▶ **The request**: Leave out the pictures and reproduce all of the data exactly.
********************
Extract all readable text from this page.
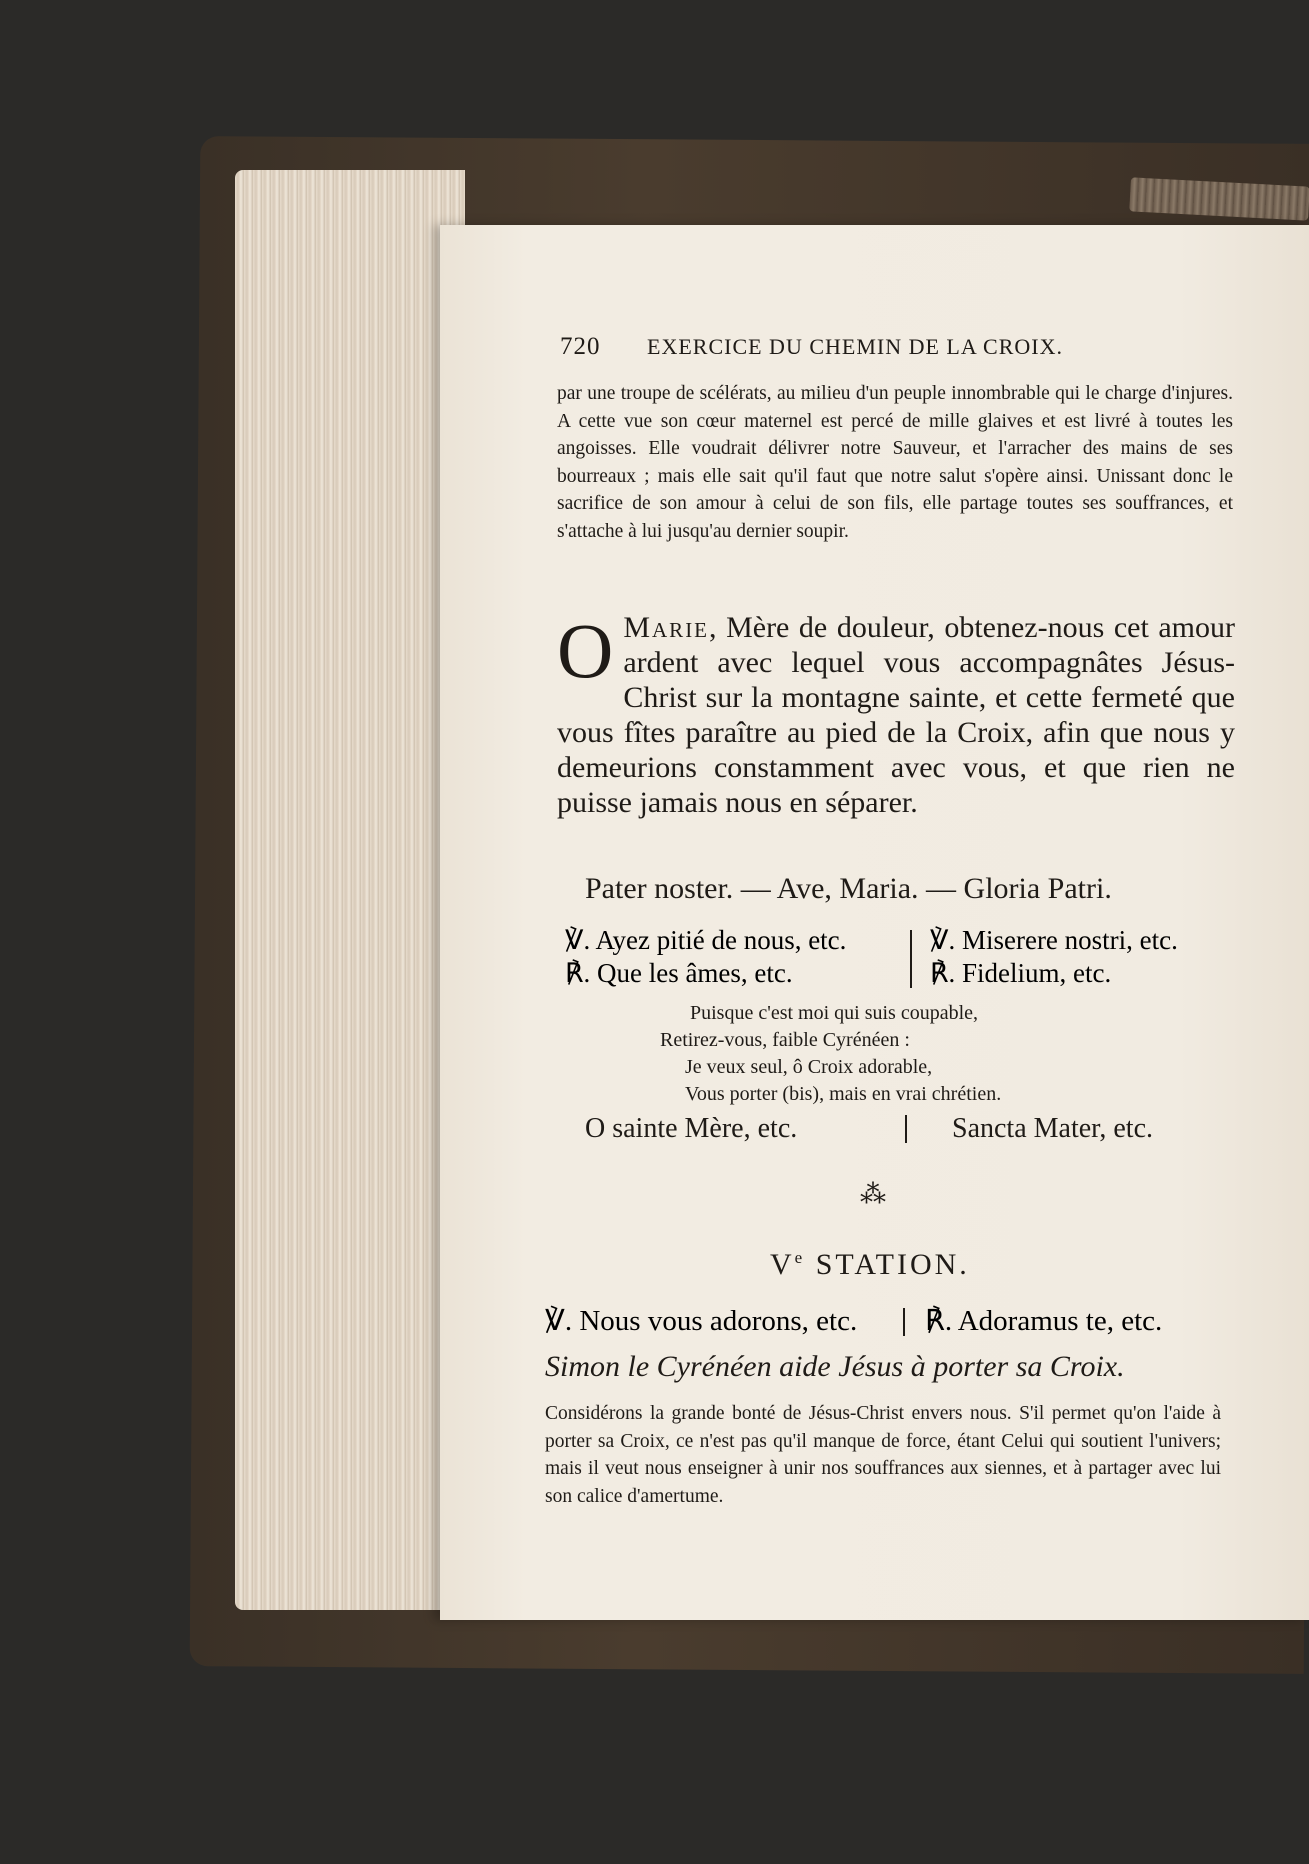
720 EXERCICE DU CHEMIN DE LA CROIX.
par une troupe de scélérats, au milieu d'un peuple innombrable qui le charge d'injures. A cette vue son cœur maternel est percé de mille glaives et est livré à toutes les angoisses. Elle voudrait délivrer notre Sauveur, et l'arracher des mains de ses bourreaux ; mais elle sait qu'il faut que notre salut s'opère ainsi. Unissant donc le sacrifice de son amour à celui de son fils, elle partage toutes ses souffrances, et s'attache à lui jusqu'au dernier soupir.
O Marie, Mère de douleur, obtenez-nous cet amour ardent avec lequel vous accompagnâtes Jésus-Christ sur la montagne sainte, et cette fermeté que vous fîtes paraître au pied de la Croix, afin que nous y demeurions constamment avec vous, et que rien ne puisse jamais nous en séparer.
Pater noster. — Ave, Maria. — Gloria Patri.
℣. Ayez pitié de nous, etc.
℟. Que les âmes, etc.
℣. Miserere nostri, etc.
℟. Fidelium, etc.
Puisque c'est moi qui suis coupable,
Retirez-vous, faible Cyrénéen :
Je veux seul, ô Croix adorable,
Vous porter (bis), mais en vrai chrétien.
O sainte Mère, etc.	Sancta Mater, etc.
⁂
Ve STATION.
℣. Nous vous adorons, etc. ℟. Adoramus te, etc.
Simon le Cyrénéen aide Jésus à porter sa Croix.
Considérons la grande bonté de Jésus-Christ envers nous. S'il permet qu'on l'aide à porter sa Croix, ce n'est pas qu'il manque de force, étant Celui qui soutient l'univers; mais il veut nous enseigner à unir nos souffrances aux siennes, et à partager avec lui son calice d'amertume.
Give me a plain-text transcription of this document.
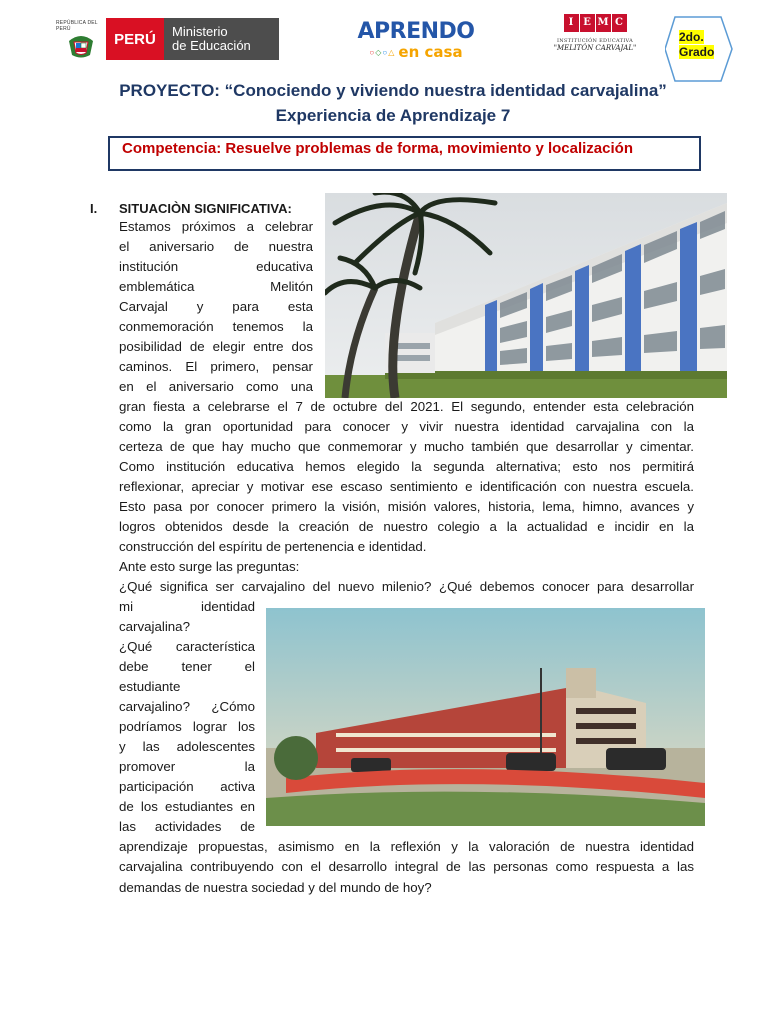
REPÚBLICA DEL PERÚ
PERÚ	Ministerio
de Educación
APRENDO
○◇○△ en casa
I E M C
INSTITUCIÓN EDUCATIVA
"MELITÓN CARVAJAL"
2do.
Grado
PROYECTO: “Conociendo y viviendo nuestra identidad carvajalina”
Experiencia de Aprendizaje 7
Competencia: Resuelve problemas de forma, movimiento y localización
I. SITUACIÒN SIGNIFICATIVA:
Estamos próximos a celebrar
el aniversario de nuestra
institución educativa
emblemática Melitón
Carvajal y para esta
conmemoración tenemos la
posibilidad de elegir entre dos
caminos. El primero, pensar
en el aniversario como una
gran fiesta a celebrarse el 7 de octubre del 2021. El segundo, entender esta celebración
como la gran oportunidad para conocer y vivir nuestra identidad carvajalina con la
certeza de que hay mucho que conmemorar y mucho también que desarrollar y cimentar.
Como institución educativa hemos elegido la segunda alternativa; esto nos permitirá
reflexionar, apreciar y motivar ese escaso sentimiento e identificación con nuestra escuela.
Esto pasa por conocer primero la visión, misión valores, historia, lema, himno, avances y
logros obtenidos desde la creación de nuestro colegio a la actualidad e incidir en la
construcción del espíritu de pertenencia e identidad.
Ante esto surge las preguntas:
¿Qué significa ser carvajalino del nuevo milenio? ¿Qué debemos conocer para desarrollar
mi identidad
carvajalina?
¿Qué característica
debe tener el
estudiante
carvajalino? ¿Cómo
podríamos lograr los
y las adolescentes
promover la
participación activa
de los estudiantes en
las actividades de
aprendizaje propuestas, asimismo en la reflexión y la valoración de nuestra identidad
carvajalina contribuyendo con el desarrollo integral de las personas como respuesta a las
demandas de nuestra sociedad y del mundo de hoy?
********************
▶ **Correct response**:
Extract all readable text from this page.
720 EXERCICE DU CHEMIN DE LA CROIX.
par une troupe de scélérats, au milieu d'un peuple innombrable qui le charge d'injures. A cette vue son cœur maternel est percé de mille glaives et est livré à toutes les angoisses. Elle voudrait délivrer notre Sauveur, et l'arracher des mains de ses bourreaux ; mais elle sait qu'il faut que notre salut s'opère ainsi. Unissant donc le sacrifice de son amour à celui de son fils, elle partage toutes ses souffrances, et s'attache à lui jusqu'au dernier soupir.
O Marie, Mère de douleur, obtenez-nous cet amour ardent avec lequel vous accompagnâtes Jésus-Christ sur la montagne sainte, et cette fermeté que vous fîtes paraître au pied de la Croix, afin que nous y demeurions constamment avec vous, et que rien ne puisse jamais nous en séparer.
Pater noster. — Ave, Maria. — Gloria Patri.
℣. Ayez pitié de nous, etc.
℟. Que les âmes, etc.
℣. Miserere nostri, etc.
℟. Fidelium, etc.
Puisque c'est moi qui suis coupable,
Retirez-vous, faible Cyrénéen :
Je veux seul, ô Croix adorable,
Vous porter (bis), mais en vrai chrétien.
O sainte Mère, etc.	Sancta Mater, etc.
⁂
Ve STATION.
℣. Nous vous adorons, etc. ℟. Adoramus te, etc.
Simon le Cyrénéen aide Jésus à porter sa Croix.
Considérons la grande bonté de Jésus-Christ envers nous. S'il permet qu'on l'aide à porter sa Croix, ce n'est pas qu'il manque de force, étant Celui qui soutient l'univers; mais il veut nous enseigner à unir nos souffrances aux siennes, et à partager avec lui son calice d'amertume.
Give me a plain-text transcription of this document.
REPÚBLICA DEL PERÚ
PERÚ	Ministerio
de Educación
APRENDO
○◇○△ en casa
I E M C
INSTITUCIÓN EDUCATIVA
"MELITÓN CARVAJAL"
2do.
Grado
PROYECTO: “Conociendo y viviendo nuestra identidad carvajalina”
Experiencia de Aprendizaje 7
Competencia: Resuelve problemas de forma, movimiento y localización
I. SITUACIÒN SIGNIFICATIVA:
Estamos próximos a celebrar
el aniversario de nuestra
institución educativa
emblemática Melitón
Carvajal y para esta
conmemoración tenemos la
posibilidad de elegir entre dos
caminos. El primero, pensar
en el aniversario como una
gran fiesta a celebrarse el 7 de octubre del 2021. El segundo, entender esta celebración
como la gran oportunidad para conocer y vivir nuestra identidad carvajalina con la
certeza de que hay mucho que conmemorar y mucho también que desarrollar y cimentar.
Como institución educativa hemos elegido la segunda alternativa; esto nos permitirá
reflexionar, apreciar y motivar ese escaso sentimiento e identificación con nuestra escuela.
Esto pasa por conocer primero la visión, misión valores, historia, lema, himno, avances y
logros obtenidos desde la creación de nuestro colegio a la actualidad e incidir en la
construcción del espíritu de pertenencia e identidad.
Ante esto surge las preguntas:
¿Qué significa ser carvajalino del nuevo milenio? ¿Qué debemos conocer para desarrollar
mi identidad
carvajalina?
¿Qué característica
debe tener el
estudiante
carvajalino? ¿Cómo
podríamos lograr los
y las adolescentes
promover la
participación activa
de los estudiantes en
las actividades de
aprendizaje propuestas, asimismo en la reflexión y la valoración de nuestra identidad
carvajalina contribuyendo con el desarrollo integral de las personas como respuesta a las
demandas de nuestra sociedad y del mundo de hoy?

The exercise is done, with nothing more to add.